### Raw records:
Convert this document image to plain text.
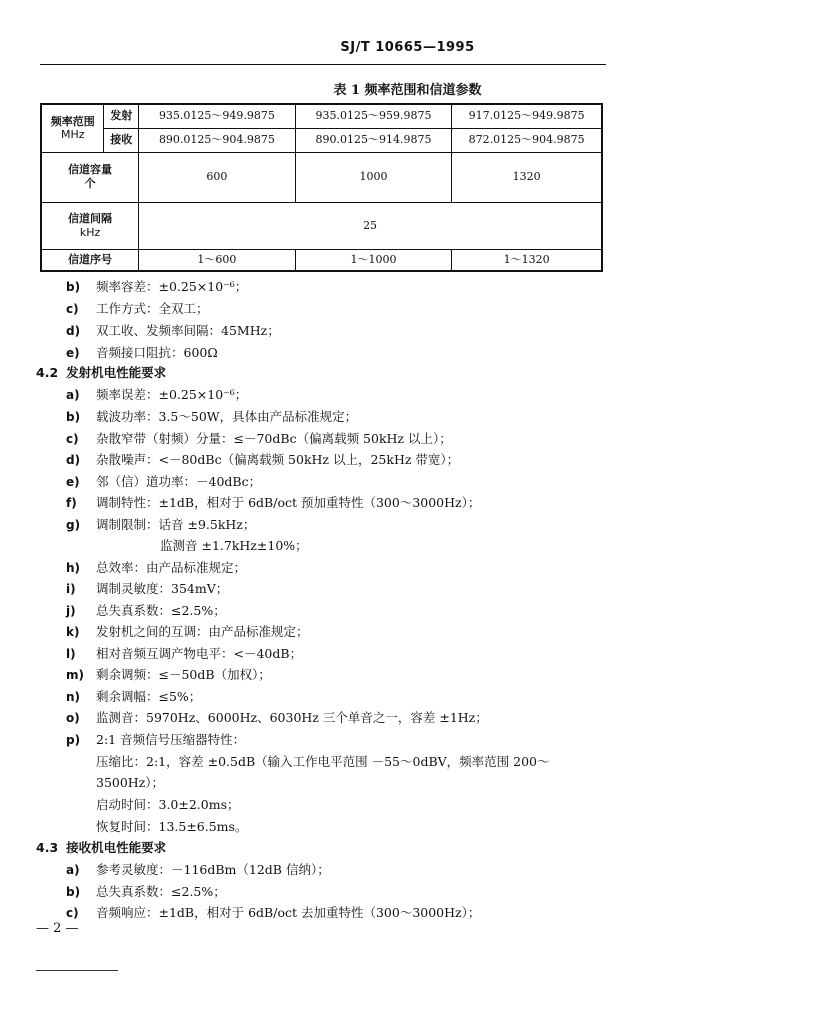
SJ/T 10665—1995
表 1 频率范围和信道参数
频率范围
MHz	发射	935.0125～949.9875	935.0125～959.9875	917.0125～949.9875
	接收	890.0125～904.9875	890.0125～914.9875	872.0125～904.9875

信道容量
个		600	1000	1320

信道间隔
kHz		25		
信道序号		1～600	1～1000	1～1320
b)	频率容差：±0.25×10⁻⁶；
c)	工作方式：全双工；
d)	双工收、发频率间隔：45MHz；
e)	音频接口阻抗：600Ω
4.2 发射机电性能要求
a)	频率误差：±0.25×10⁻⁶；
b)	载波功率：3.5～50W，具体由产品标准规定；
c)	杂散窄带（射频）分量：≤－70dBc（偏离载频 50kHz 以上）；
d)	杂散噪声：<－80dBc（偏离载频 50kHz 以上，25kHz 带宽）；
e)	邻（信）道功率：－40dBc；
f)	调制特性：±1dB，相对于 6dB/oct 预加重特性（300～3000Hz）；
g)	调制限制：话音 ±9.5kHz；
监测音 ±1.7kHz±10%；
h)	总效率：由产品标准规定；
i)	调制灵敏度：354mV；
j)	总失真系数：≤2.5%；
k)	发射机之间的互调：由产品标准规定；
l)	相对音频互调产物电平：<－40dB；
m) 剩余调频：≤－50dB（加权）；
n)	剩余调幅：≤5%；
o)	监测音：5970Hz、6000Hz、6030Hz 三个单音之一，容差 ±1Hz；
p)	2:1 音频信号压缩器特性：
压缩比：2:1，容差 ±0.5dB（输入工作电平范围 －55～0dBV，频率范围 200～
3500Hz）；
启动时间：3.0±2.0ms；
恢复时间：13.5±6.5ms。
4.3 接收机电性能要求
a)	参考灵敏度：－116dBm（12dB 信纳）；
b)	总失真系数：≤2.5%；
c)	音频响应：±1dB，相对于 6dB/oct 去加重特性（300～3000Hz）；
— 2 —
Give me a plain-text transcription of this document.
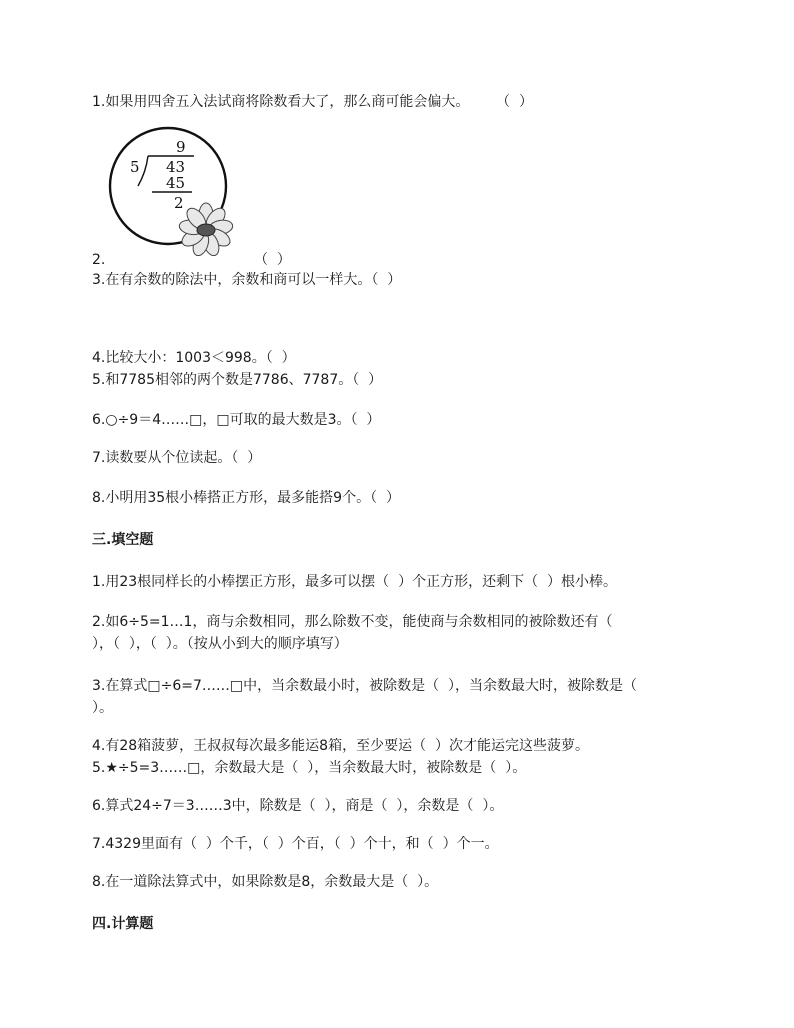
1.如果用四舍五入法试商将除数看大了，那么商可能会偏大。      （  ）
9
5 43
45
2
2.	（  ）
3.在有余数的除法中，余数和商可以一样大。（  ）
4.比较大小：1003＜998。（  ）
5.和7785相邻的两个数是7786、7787。（  ）
6.○÷9＝4……□，□可取的最大数是3。（  ）
7.读数要从个位读起。（  ）
8.小明用35根小棒搭正方形，最多能搭9个。（  ）
三.填空题
1.用23根同样长的小棒摆正方形，最多可以摆（  ）个正方形，还剩下（  ）根小棒。
2.如6÷5=1…1，商与余数相同，那么除数不变，能使商与余数相同的被除数还有（
），（  ），（  ）。（按从小到大的顺序填写）
3.在算式□÷6=7……□中，当余数最小时，被除数是（  ），当余数最大时，被除数是（
）。
4.有28箱菠萝，王叔叔每次最多能运8箱，至少要运（  ）次才能运完这些菠萝。
5.★÷5=3……□，余数最大是（  ），当余数最大时，被除数是（  ）。
6.算式24÷7＝3……3中，除数是（  ），商是（  ），余数是（  ）。
7.4329里面有（  ）个千，（  ）个百，（  ）个十，和（  ）个一。
8.在一道除法算式中，如果除数是8，余数最大是（  ）。
四.计算题
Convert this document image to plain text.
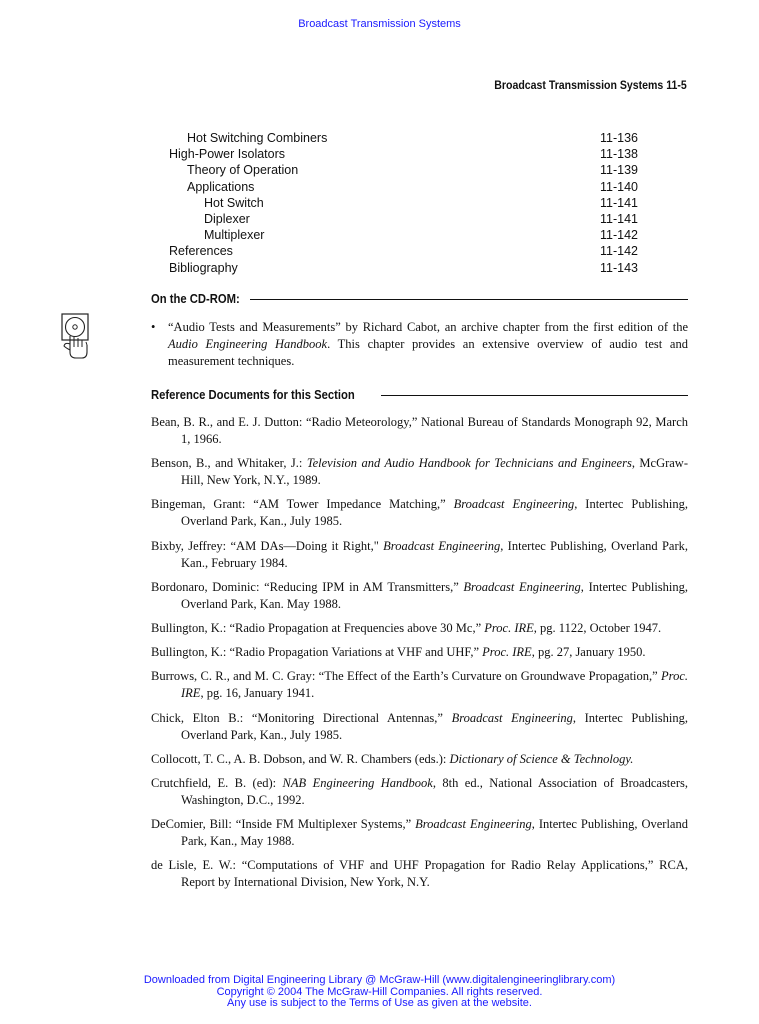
Broadcast Transmission Systems
Broadcast Transmission Systems 11-5
Hot Switching Combiners	11-136
High-Power Isolators	11-138
Theory of Operation	11-139
Applications	11-140
Hot Switch	11-141
Diplexer	11-141
Multiplexer	11-142
References	11-142
Bibliography	11-143
On the CD-ROM:
• “Audio Tests and Measurements” by Richard Cabot, an archive chapter from the first edition of the Audio Engineering Handbook. This chapter provides an extensive overview of audio test and measurement techniques.
Reference Documents for this Section
Bean, B. R., and E. J. Dutton: “Radio Meteorology,” National Bureau of Standards Monograph 92, March 1, 1966.
Benson, B., and Whitaker, J.: Television and Audio Handbook for Technicians and Engineers, McGraw-Hill, New York, N.Y., 1989.
Bingeman, Grant: “AM Tower Impedance Matching,” Broadcast Engineering, Intertec Publishing, Overland Park, Kan., July 1985.
Bixby, Jeffrey: “AM DAs—Doing it Right," Broadcast Engineering, Intertec Publishing, Overland Park, Kan., February 1984.
Bordonaro, Dominic: “Reducing IPM in AM Transmitters,” Broadcast Engineering, Intertec Publishing, Overland Park, Kan. May 1988.
Bullington, K.: “Radio Propagation at Frequencies above 30 Mc,” Proc. IRE, pg. 1122, October 1947.
Bullington, K.: “Radio Propagation Variations at VHF and UHF,” Proc. IRE, pg. 27, January 1950.
Burrows, C. R., and M. C. Gray: “The Effect of the Earth’s Curvature on Groundwave Propagation,” Proc. IRE, pg. 16, January 1941.
Chick, Elton B.: “Monitoring Directional Antennas,” Broadcast Engineering, Intertec Publishing, Overland Park, Kan., July 1985.
Collocott, T. C., A. B. Dobson, and W. R. Chambers (eds.): Dictionary of Science & Technology.
Crutchfield, E. B. (ed): NAB Engineering Handbook, 8th ed., National Association of Broadcasters, Washington, D.C., 1992.
DeComier, Bill: “Inside FM Multiplexer Systems,” Broadcast Engineering, Intertec Publishing, Overland Park, Kan., May 1988.
de Lisle, E. W.: “Computations of VHF and UHF Propagation for Radio Relay Applications,” RCA, Report by International Division, New York, N.Y.
Downloaded from Digital Engineering Library @ McGraw-Hill (www.digitalengineeringlibrary.com)
Copyright © 2004 The McGraw-Hill Companies. All rights reserved.
Any use is subject to the Terms of Use as given at the website.
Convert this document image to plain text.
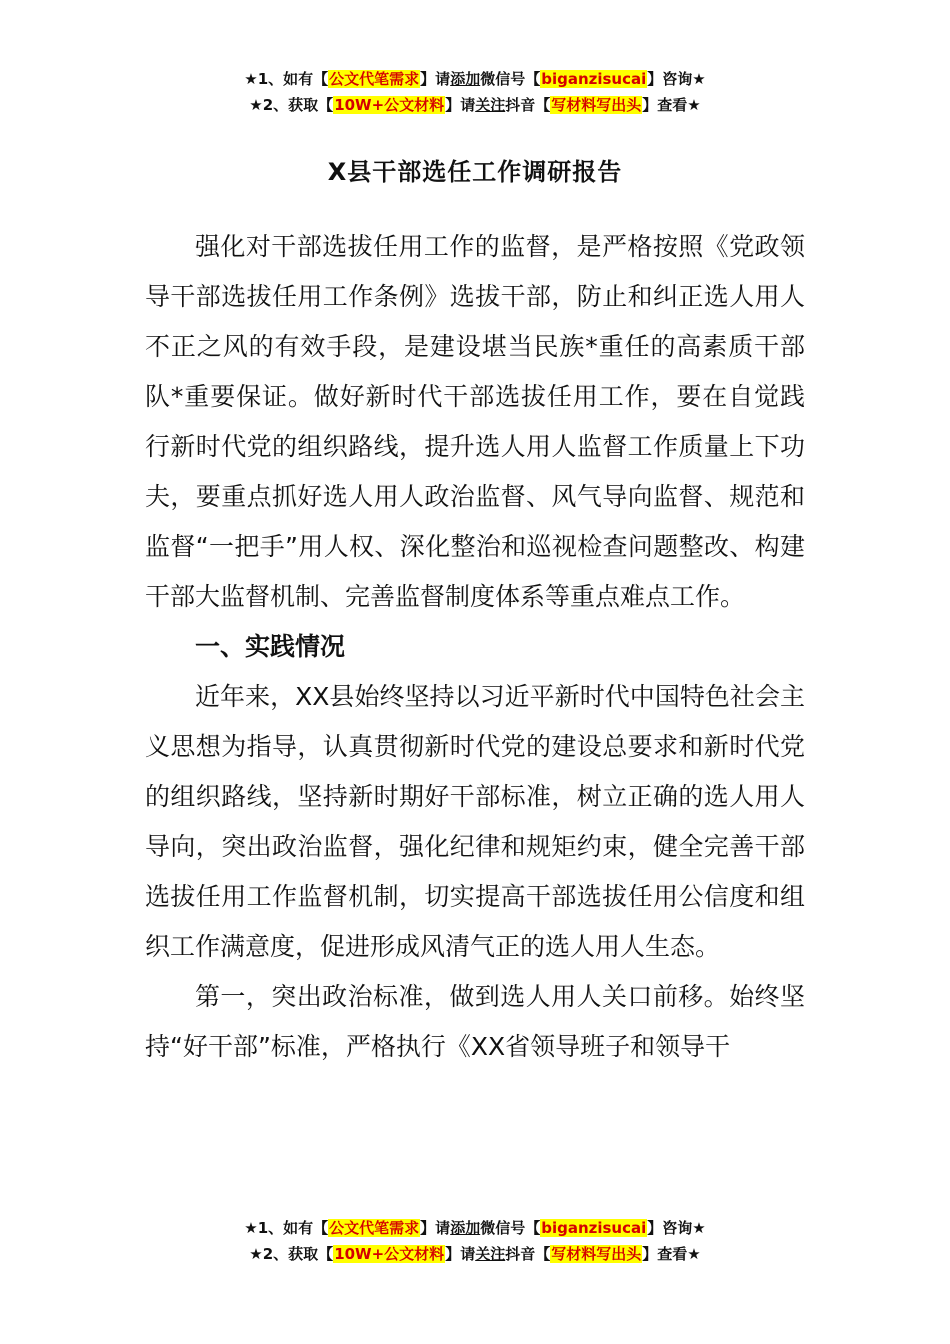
★1、如有【公文代笔需求】请添加微信号【biganzisucai】咨询★
★2、获取【10W+公文材料】请关注抖音【写材料写出头】查看★
X县干部选任工作调研报告

强化对干部选拔任用工作的监督，是严格按照《党政领导干部选拔任用工作条例》选拔干部，防止和纠正选人用人不正之风的有效手段，是建设堪当民族*重任的高素质干部队*重要保证。做好新时代干部选拔任用工作，要在自觉践行新时代党的组织路线，提升选人用人监督工作质量上下功夫，要重点抓好选人用人政治监督、风气导向监督、规范和监督“一把手”用人权、深化整治和巡视检查问题整改、构建干部大监督机制、完善监督制度体系等重点难点工作。

一、实践情况

近年来，XX县始终坚持以习近平新时代中国特色社会主义思想为指导，认真贯彻新时代党的建设总要求和新时代党的组织路线，坚持新时期好干部标准，树立正确的选人用人导向，突出政治监督，强化纪律和规矩约束，健全完善干部选拔任用工作监督机制，切实提高干部选拔任用公信度和组织工作满意度，促进形成风清气正的选人用人生态。

第一，突出政治标准，做到选人用人关口前移。始终坚持“好干部”标准，严格执行《XX省领导班子和领导干

★1、如有【公文代笔需求】请添加微信号【biganzisucai】咨询★
★2、获取【10W+公文材料】请关注抖音【写材料写出头】查看★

### Problem details:
The records above must be transcribed exactly. Pictures are left out of the copy.

### Result of the task:
Convert this document image to plain text.
SJ/T 10665—1995
表 1 频率范围和信道参数
频率范围
MHz	发射	935.0125～949.9875	935.0125～959.9875	917.0125～949.9875
	接收	890.0125～904.9875	890.0125～914.9875	872.0125～904.9875

信道容量
个		600	1000	1320

信道间隔
kHz		25		
信道序号		1～600	1～1000	1～1320
b)	频率容差：±0.25×10⁻⁶；
c)	工作方式：全双工；
d)	双工收、发频率间隔：45MHz；
e)	音频接口阻抗：600Ω
4.2 发射机电性能要求
a)	频率误差：±0.25×10⁻⁶；
b)	载波功率：3.5～50W，具体由产品标准规定；
c)	杂散窄带（射频）分量：≤－70dBc（偏离载频 50kHz 以上）；
d)	杂散噪声：<－80dBc（偏离载频 50kHz 以上，25kHz 带宽）；
e)	邻（信）道功率：－40dBc；
f)	调制特性：±1dB，相对于 6dB/oct 预加重特性（300～3000Hz）；
g)	调制限制：话音 ±9.5kHz；
监测音 ±1.7kHz±10%；
h)	总效率：由产品标准规定；
i)	调制灵敏度：354mV；
j)	总失真系数：≤2.5%；
k)	发射机之间的互调：由产品标准规定；
l)	相对音频互调产物电平：<－40dB；
m) 剩余调频：≤－50dB（加权）；
n)	剩余调幅：≤5%；
o)	监测音：5970Hz、6000Hz、6030Hz 三个单音之一，容差 ±1Hz；
p)	2:1 音频信号压缩器特性：
压缩比：2:1，容差 ±0.5dB（输入工作电平范围 －55～0dBV，频率范围 200～
3500Hz）；
启动时间：3.0±2.0ms；
恢复时间：13.5±6.5ms。
4.3 接收机电性能要求
a)	参考灵敏度：－116dBm（12dB 信纳）；
b)	总失真系数：≤2.5%；
c)	音频响应：±1dB，相对于 6dB/oct 去加重特性（300～3000Hz）；
— 2 —
Give me a plain-text transcription of this document.
1.如果用四舍五入法试商将除数看大了，那么商可能会偏大。      （  ）
9
5 43
45
2
2.	（  ）
3.在有余数的除法中，余数和商可以一样大。（  ）
4.比较大小：1003＜998。（  ）
5.和7785相邻的两个数是7786、7787。（  ）
6.○÷9＝4……□，□可取的最大数是3。（  ）
7.读数要从个位读起。（  ）
8.小明用35根小棒搭正方形，最多能搭9个。（  ）
三.填空题
1.用23根同样长的小棒摆正方形，最多可以摆（  ）个正方形，还剩下（  ）根小棒。
2.如6÷5=1…1，商与余数相同，那么除数不变，能使商与余数相同的被除数还有（
），（  ），（  ）。（按从小到大的顺序填写）
3.在算式□÷6=7……□中，当余数最小时，被除数是（  ），当余数最大时，被除数是（
）。
4.有28箱菠萝，王叔叔每次最多能运8箱，至少要运（  ）次才能运完这些菠萝。
5.★÷5=3……□，余数最大是（  ），当余数最大时，被除数是（  ）。
6.算式24÷7＝3……3中，除数是（  ），商是（  ），余数是（  ）。
7.4329里面有（  ）个千，（  ）个百，（  ）个十，和（  ）个一。
8.在一道除法算式中，如果除数是8，余数最大是（  ）。
四.计算题
Convert this document image to plain text.
Broadcast Transmission Systems
Broadcast Transmission Systems 11-5
Hot Switching Combiners	11-136
High-Power Isolators	11-138
Theory of Operation	11-139
Applications	11-140
Hot Switch	11-141
Diplexer	11-141
Multiplexer	11-142
References	11-142
Bibliography	11-143
On the CD-ROM:
• “Audio Tests and Measurements” by Richard Cabot, an archive chapter from the first edition of the Audio Engineering Handbook. This chapter provides an extensive overview of audio test and measurement techniques.
Reference Documents for this Section
Bean, B. R., and E. J. Dutton: “Radio Meteorology,” National Bureau of Standards Monograph 92, March 1, 1966.
Benson, B., and Whitaker, J.: Television and Audio Handbook for Technicians and Engineers, McGraw-Hill, New York, N.Y., 1989.
Bingeman, Grant: “AM Tower Impedance Matching,” Broadcast Engineering, Intertec Publishing, Overland Park, Kan., July 1985.
Bixby, Jeffrey: “AM DAs—Doing it Right," Broadcast Engineering, Intertec Publishing, Overland Park, Kan., February 1984.
Bordonaro, Dominic: “Reducing IPM in AM Transmitters,” Broadcast Engineering, Intertec Publishing, Overland Park, Kan. May 1988.
Bullington, K.: “Radio Propagation at Frequencies above 30 Mc,” Proc. IRE, pg. 1122, October 1947.
Bullington, K.: “Radio Propagation Variations at VHF and UHF,” Proc. IRE, pg. 27, January 1950.
Burrows, C. R., and M. C. Gray: “The Effect of the Earth’s Curvature on Groundwave Propagation,” Proc. IRE, pg. 16, January 1941.
Chick, Elton B.: “Monitoring Directional Antennas,” Broadcast Engineering, Intertec Publishing, Overland Park, Kan., July 1985.
Collocott, T. C., A. B. Dobson, and W. R. Chambers (eds.): Dictionary of Science & Technology.
Crutchfield, E. B. (ed): NAB Engineering Handbook, 8th ed., National Association of Broadcasters, Washington, D.C., 1992.
DeComier, Bill: “Inside FM Multiplexer Systems,” Broadcast Engineering, Intertec Publishing, Overland Park, Kan., May 1988.
de Lisle, E. W.: “Computations of VHF and UHF Propagation for Radio Relay Applications,” RCA, Report by International Division, New York, N.Y.
Downloaded from Digital Engineering Library @ McGraw-Hill (www.digitalengineeringlibrary.com)
Copyright © 2004 The McGraw-Hill Companies. All rights reserved.
Any use is subject to the Terms of Use as given at the website.
Convert this document image to plain text.
★1、如有【公文代笔需求】请添加微信号【biganzisucai】咨询★
★2、获取【10W+公文材料】请关注抖音【写材料写出头】查看★
X县干部选任工作调研报告

强化对干部选拔任用工作的监督，是严格按照《党政领导干部选拔任用工作条例》选拔干部，防止和纠正选人用人不正之风的有效手段，是建设堪当民族*重任的高素质干部队*重要保证。做好新时代干部选拔任用工作，要在自觉践行新时代党的组织路线，提升选人用人监督工作质量上下功夫，要重点抓好选人用人政治监督、风气导向监督、规范和监督“一把手”用人权、深化整治和巡视检查问题整改、构建干部大监督机制、完善监督制度体系等重点难点工作。

一、实践情况

近年来，XX县始终坚持以习近平新时代中国特色社会主义思想为指导，认真贯彻新时代党的建设总要求和新时代党的组织路线，坚持新时期好干部标准，树立正确的选人用人导向，突出政治监督，强化纪律和规矩约束，健全完善干部选拔任用工作监督机制，切实提高干部选拔任用公信度和组织工作满意度，促进形成风清气正的选人用人生态。

第一，突出政治标准，做到选人用人关口前移。始终坚持“好干部”标准，严格执行《XX省领导班子和领导干

★1、如有【公文代笔需求】请添加微信号【biganzisucai】咨询★
★2、获取【10W+公文材料】请关注抖音【写材料写出头】查看★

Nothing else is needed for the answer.